# Records about charts and figures:
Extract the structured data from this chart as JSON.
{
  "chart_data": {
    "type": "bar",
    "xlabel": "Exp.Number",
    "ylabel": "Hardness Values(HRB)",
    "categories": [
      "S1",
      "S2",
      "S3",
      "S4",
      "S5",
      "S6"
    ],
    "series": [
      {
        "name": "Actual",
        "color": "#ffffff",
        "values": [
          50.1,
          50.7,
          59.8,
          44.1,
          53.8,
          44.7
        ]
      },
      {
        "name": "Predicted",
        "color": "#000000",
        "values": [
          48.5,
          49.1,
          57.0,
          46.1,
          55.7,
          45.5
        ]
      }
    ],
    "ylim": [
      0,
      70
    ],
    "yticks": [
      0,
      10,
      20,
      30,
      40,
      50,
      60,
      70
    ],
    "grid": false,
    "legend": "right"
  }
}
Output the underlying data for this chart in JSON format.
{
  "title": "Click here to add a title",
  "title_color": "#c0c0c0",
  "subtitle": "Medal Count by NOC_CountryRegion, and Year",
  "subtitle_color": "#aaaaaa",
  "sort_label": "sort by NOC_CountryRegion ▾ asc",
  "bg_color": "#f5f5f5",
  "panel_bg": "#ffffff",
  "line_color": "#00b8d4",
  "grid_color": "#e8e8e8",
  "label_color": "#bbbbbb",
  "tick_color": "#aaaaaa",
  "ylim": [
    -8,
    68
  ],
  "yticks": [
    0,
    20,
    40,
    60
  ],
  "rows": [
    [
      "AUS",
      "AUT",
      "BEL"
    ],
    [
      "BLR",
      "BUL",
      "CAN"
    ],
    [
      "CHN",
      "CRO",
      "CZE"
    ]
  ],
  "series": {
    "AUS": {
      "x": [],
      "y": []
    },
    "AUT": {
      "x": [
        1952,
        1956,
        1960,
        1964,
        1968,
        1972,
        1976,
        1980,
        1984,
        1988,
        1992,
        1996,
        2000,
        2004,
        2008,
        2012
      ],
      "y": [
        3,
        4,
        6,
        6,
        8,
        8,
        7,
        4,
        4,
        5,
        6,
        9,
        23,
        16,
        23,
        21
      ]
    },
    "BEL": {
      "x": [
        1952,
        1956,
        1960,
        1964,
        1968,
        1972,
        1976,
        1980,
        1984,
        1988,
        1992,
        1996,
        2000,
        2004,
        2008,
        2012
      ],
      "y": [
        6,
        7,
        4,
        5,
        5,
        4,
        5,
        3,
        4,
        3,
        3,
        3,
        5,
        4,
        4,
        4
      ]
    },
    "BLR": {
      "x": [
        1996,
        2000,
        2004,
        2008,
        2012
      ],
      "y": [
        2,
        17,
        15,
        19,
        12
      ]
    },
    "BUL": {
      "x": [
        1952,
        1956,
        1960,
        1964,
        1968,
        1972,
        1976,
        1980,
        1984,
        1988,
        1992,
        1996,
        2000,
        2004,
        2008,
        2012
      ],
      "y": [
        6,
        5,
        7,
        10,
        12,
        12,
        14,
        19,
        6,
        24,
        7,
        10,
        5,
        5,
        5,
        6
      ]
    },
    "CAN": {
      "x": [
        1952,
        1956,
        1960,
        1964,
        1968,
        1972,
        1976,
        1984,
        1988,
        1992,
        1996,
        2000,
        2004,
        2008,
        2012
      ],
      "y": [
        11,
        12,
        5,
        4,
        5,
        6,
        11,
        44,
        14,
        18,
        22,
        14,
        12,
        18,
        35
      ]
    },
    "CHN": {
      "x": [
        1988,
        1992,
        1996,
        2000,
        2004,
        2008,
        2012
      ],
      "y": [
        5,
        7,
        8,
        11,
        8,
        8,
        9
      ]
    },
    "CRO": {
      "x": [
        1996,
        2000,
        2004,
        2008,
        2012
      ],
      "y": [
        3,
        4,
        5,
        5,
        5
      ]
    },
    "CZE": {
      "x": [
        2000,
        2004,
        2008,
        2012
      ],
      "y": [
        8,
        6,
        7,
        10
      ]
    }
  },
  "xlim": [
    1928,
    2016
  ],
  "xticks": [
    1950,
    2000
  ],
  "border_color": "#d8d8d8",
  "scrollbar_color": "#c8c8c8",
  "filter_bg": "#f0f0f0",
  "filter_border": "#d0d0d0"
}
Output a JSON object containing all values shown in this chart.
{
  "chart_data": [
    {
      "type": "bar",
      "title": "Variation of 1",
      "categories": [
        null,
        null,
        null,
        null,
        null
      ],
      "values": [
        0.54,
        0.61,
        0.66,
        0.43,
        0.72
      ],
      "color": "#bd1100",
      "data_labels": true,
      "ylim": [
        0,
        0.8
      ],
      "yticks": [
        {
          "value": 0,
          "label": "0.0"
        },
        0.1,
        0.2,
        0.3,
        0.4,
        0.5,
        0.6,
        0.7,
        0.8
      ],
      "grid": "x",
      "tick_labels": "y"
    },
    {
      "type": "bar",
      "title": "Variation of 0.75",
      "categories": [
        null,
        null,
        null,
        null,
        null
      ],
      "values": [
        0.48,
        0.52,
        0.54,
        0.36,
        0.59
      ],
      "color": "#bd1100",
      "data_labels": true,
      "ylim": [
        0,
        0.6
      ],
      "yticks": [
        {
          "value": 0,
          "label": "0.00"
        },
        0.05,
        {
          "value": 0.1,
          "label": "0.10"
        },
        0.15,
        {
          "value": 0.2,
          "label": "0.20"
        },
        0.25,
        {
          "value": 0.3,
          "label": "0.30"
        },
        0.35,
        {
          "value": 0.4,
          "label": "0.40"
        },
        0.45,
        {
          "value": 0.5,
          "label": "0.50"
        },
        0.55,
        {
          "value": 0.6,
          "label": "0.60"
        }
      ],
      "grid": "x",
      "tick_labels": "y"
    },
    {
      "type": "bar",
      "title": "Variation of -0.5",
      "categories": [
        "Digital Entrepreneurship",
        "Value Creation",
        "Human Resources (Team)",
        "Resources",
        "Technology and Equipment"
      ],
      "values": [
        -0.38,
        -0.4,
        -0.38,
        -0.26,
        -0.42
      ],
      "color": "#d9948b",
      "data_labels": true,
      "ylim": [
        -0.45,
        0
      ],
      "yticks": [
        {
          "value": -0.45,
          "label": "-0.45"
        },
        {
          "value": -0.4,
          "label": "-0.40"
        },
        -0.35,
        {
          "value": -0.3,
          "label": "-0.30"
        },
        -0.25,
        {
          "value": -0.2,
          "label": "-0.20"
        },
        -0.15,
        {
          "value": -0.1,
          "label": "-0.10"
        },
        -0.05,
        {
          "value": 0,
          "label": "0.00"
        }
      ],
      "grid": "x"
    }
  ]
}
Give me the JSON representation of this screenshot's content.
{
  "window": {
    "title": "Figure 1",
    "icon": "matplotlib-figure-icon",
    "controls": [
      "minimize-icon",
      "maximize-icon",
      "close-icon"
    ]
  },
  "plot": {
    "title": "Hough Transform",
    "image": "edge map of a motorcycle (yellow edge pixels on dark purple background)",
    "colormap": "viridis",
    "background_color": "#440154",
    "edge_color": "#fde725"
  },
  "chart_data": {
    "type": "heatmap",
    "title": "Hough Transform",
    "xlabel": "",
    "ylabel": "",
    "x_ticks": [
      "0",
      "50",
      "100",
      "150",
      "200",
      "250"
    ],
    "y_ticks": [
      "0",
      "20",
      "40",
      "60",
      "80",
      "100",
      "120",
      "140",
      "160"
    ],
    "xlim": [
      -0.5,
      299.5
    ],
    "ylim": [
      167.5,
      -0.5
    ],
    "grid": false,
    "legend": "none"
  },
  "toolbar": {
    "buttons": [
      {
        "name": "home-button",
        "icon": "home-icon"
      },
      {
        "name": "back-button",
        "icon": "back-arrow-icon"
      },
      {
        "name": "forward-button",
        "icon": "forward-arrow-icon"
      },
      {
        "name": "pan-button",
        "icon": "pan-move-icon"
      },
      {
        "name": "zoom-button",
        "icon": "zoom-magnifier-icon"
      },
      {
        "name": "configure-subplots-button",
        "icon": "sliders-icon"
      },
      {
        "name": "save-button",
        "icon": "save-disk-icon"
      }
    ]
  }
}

# Exercise details:
Find every line that includes the string "JSON". Report how many there are and nothing else.

# Result:
4